[A run of records]

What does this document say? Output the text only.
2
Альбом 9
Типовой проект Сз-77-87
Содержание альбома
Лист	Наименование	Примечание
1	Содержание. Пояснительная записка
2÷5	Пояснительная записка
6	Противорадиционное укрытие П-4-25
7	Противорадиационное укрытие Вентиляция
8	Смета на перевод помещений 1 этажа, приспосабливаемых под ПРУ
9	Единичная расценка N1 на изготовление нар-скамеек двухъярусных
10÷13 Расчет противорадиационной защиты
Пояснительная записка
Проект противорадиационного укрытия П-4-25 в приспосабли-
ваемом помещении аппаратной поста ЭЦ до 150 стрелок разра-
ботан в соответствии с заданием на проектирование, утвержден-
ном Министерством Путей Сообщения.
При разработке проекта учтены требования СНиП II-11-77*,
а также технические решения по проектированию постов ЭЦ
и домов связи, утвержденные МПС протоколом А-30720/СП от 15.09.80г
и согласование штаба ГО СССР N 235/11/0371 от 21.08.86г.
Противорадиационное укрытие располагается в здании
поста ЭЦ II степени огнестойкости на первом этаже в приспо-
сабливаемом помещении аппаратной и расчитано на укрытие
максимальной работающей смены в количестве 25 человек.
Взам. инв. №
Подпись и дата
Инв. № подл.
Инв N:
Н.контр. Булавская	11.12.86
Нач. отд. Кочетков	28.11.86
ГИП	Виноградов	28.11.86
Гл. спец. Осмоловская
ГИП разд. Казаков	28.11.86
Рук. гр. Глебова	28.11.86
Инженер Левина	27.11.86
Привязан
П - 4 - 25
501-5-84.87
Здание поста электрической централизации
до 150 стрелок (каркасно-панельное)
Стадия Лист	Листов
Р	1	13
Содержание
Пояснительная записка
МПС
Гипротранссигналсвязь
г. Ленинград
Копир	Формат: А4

* _Task prompt_
Extract the data in full. Keep it word for word.

* _Full response_
What does this document say? Output the text only.
2
Альбом 9
Типовой проект Сз-77-87
Содержание альбома
Лист	Наименование	Примечание
1	Содержание. Пояснительная записка
2÷5	Пояснительная записка
6	Противорадиционное укрытие П-4-25
7	Противорадиационное укрытие Вентиляция
8	Смета на перевод помещений 1 этажа, приспосабливаемых под ПРУ
9	Единичная расценка N1 на изготовление нар-скамеек двухъярусных
10÷13 Расчет противорадиационной защиты
Пояснительная записка
Проект противорадиационного укрытия П-4-25 в приспосабли-
ваемом помещении аппаратной поста ЭЦ до 150 стрелок разра-
ботан в соответствии с заданием на проектирование, утвержден-
ном Министерством Путей Сообщения.
При разработке проекта учтены требования СНиП II-11-77*,
а также технические решения по проектированию постов ЭЦ
и домов связи, утвержденные МПС протоколом А-30720/СП от 15.09.80г
и согласование штаба ГО СССР N 235/11/0371 от 21.08.86г.
Противорадиационное укрытие располагается в здании
поста ЭЦ II степени огнестойкости на первом этаже в приспо-
сабливаемом помещении аппаратной и расчитано на укрытие
максимальной работающей смены в количестве 25 человек.
Взам. инв. №
Подпись и дата
Инв. № подл.
Инв N:
Н.контр. Булавская	11.12.86
Нач. отд. Кочетков	28.11.86
ГИП	Виноградов	28.11.86
Гл. спец. Осмоловская
ГИП разд. Казаков	28.11.86
Рук. гр. Глебова	28.11.86
Инженер Левина	27.11.86
Привязан
П - 4 - 25
501-5-84.87
Здание поста электрической централизации
до 150 стрелок (каркасно-панельное)
Стадия Лист	Листов
Р	1	13
Содержание
Пояснительная записка
МПС
Гипротранссигналсвязь
г. Ленинград
Копир	Формат: А4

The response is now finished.